Return every line below as is, leaving out the pictures.

* * * * * * *

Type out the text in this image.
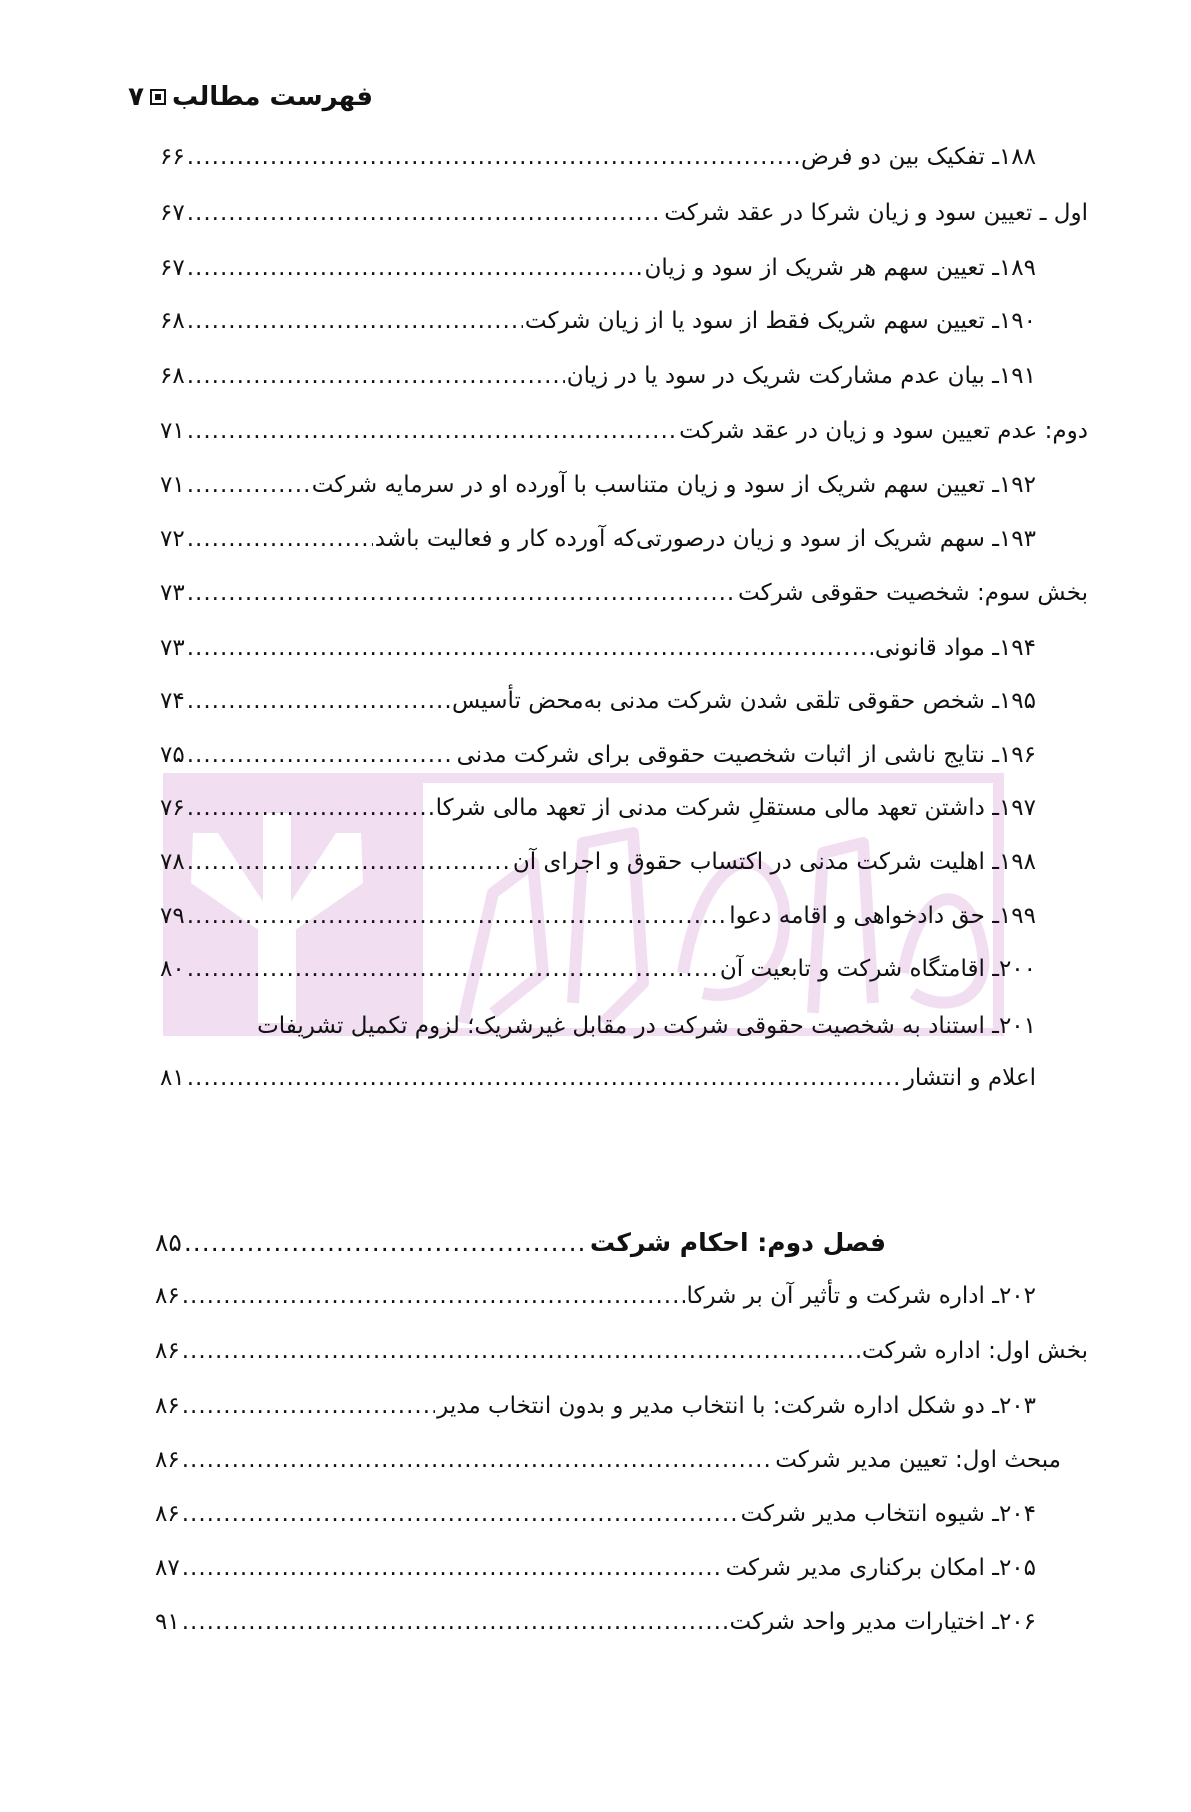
فهرست مطالب
۷
۱۸۸ـ تفکیک بین دو فرض
.....
۶۶
اول ـ تعیین سود و زیان شرکا در عقد شرکت
.....
۶۷
۱۸۹ـ تعیین سهم هر شریک از سود و زیان
.....
۶۷
۱۹۰ـ تعیین سهم شریک فقط از سود یا از زیان شرکت
.....
۶۸
۱۹۱ـ بیان عدم مشارکت شریک در سود یا در زیان
.....
۶۸
دوم: عدم تعیین سود و زیان در عقد شرکت
.....
۷۱
۱۹۲ـ تعیین سهم شریک از سود و زیان متناسب با آورده او در سرمایه شرکت
.....
۷۱
۱۹۳ـ سهم شریک از سود و زیان درصورتی‌که آورده کار و فعالیت باشد
.....
۷۲
بخش سوم: شخصیت حقوقی شرکت
.....
۷۳
۱۹۴ـ مواد قانونی
.....
۷۳
۱۹۵ـ شخص حقوقی تلقی شدن شرکت مدنی به‌محض تأسیس
.....
۷۴
۱۹۶ـ نتایج ناشی از اثبات شخصیت حقوقی برای شرکت مدنی
.....
۷۵
۱۹۷ـ داشتن تعهد مالی مستقلِ شرکت مدنی از تعهد مالی شرکا
.....
۷۶
۱۹۸ـ اهلیت شرکت مدنی در اکتساب حقوق و اجرای آن
.....
۷۸
۱۹۹ـ حق دادخواهی و اقامه دعوا
.....
۷۹
۲۰۰ـ اقامتگاه شرکت و تابعیت آن
.....
۸۰
۲۰۱ـ استناد به شخصیت حقوقی شرکت در مقابل غیرشریک؛ لزوم تکمیل تشریفات
اعلام و انتشار
.....
۸۱
فصل دوم: احکام شرکت
.....
۸۵
۲۰۲ـ اداره شرکت و تأثیر آن بر شرکا
.....
۸۶
بخش اول: اداره شرکت
.....
۸۶
۲۰۳ـ دو شکل اداره شرکت: با انتخاب مدیر و بدون انتخاب مدیر
.....
۸۶
مبحث اول: تعیین مدیر شرکت
.....
۸۶
۲۰۴ـ شیوه انتخاب مدیر شرکت
.....
۸۶
۲۰۵ـ امکان برکناری مدیر شرکت
.....
۸۷
۲۰۶ـ اختیارات مدیر واحد شرکت
.....
۹۱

* * * * * * *

*Task solution*.
Type out the text in this image.
فهرست مطالب
۷
۱۸۸ـ تفکیک بین دو فرض
.....
۶۶
اول ـ تعیین سود و زیان شرکا در عقد شرکت
.....
۶۷
۱۸۹ـ تعیین سهم هر شریک از سود و زیان
.....
۶۷
۱۹۰ـ تعیین سهم شریک فقط از سود یا از زیان شرکت
.....
۶۸
۱۹۱ـ بیان عدم مشارکت شریک در سود یا در زیان
.....
۶۸
دوم: عدم تعیین سود و زیان در عقد شرکت
.....
۷۱
۱۹۲ـ تعیین سهم شریک از سود و زیان متناسب با آورده او در سرمایه شرکت
.....
۷۱
۱۹۳ـ سهم شریک از سود و زیان درصورتی‌که آورده کار و فعالیت باشد
.....
۷۲
بخش سوم: شخصیت حقوقی شرکت
.....
۷۳
۱۹۴ـ مواد قانونی
.....
۷۳
۱۹۵ـ شخص حقوقی تلقی شدن شرکت مدنی به‌محض تأسیس
.....
۷۴
۱۹۶ـ نتایج ناشی از اثبات شخصیت حقوقی برای شرکت مدنی
.....
۷۵
۱۹۷ـ داشتن تعهد مالی مستقلِ شرکت مدنی از تعهد مالی شرکا
.....
۷۶
۱۹۸ـ اهلیت شرکت مدنی در اکتساب حقوق و اجرای آن
.....
۷۸
۱۹۹ـ حق دادخواهی و اقامه دعوا
.....
۷۹
۲۰۰ـ اقامتگاه شرکت و تابعیت آن
.....
۸۰
۲۰۱ـ استناد به شخصیت حقوقی شرکت در مقابل غیرشریک؛ لزوم تکمیل تشریفات
اعلام و انتشار
.....
۸۱
فصل دوم: احکام شرکت
.....
۸۵
۲۰۲ـ اداره شرکت و تأثیر آن بر شرکا
.....
۸۶
بخش اول: اداره شرکت
.....
۸۶
۲۰۳ـ دو شکل اداره شرکت: با انتخاب مدیر و بدون انتخاب مدیر
.....
۸۶
مبحث اول: تعیین مدیر شرکت
.....
۸۶
۲۰۴ـ شیوه انتخاب مدیر شرکت
.....
۸۶
۲۰۵ـ امکان برکناری مدیر شرکت
.....
۸۷
۲۰۶ـ اختیارات مدیر واحد شرکت
.....
۹۱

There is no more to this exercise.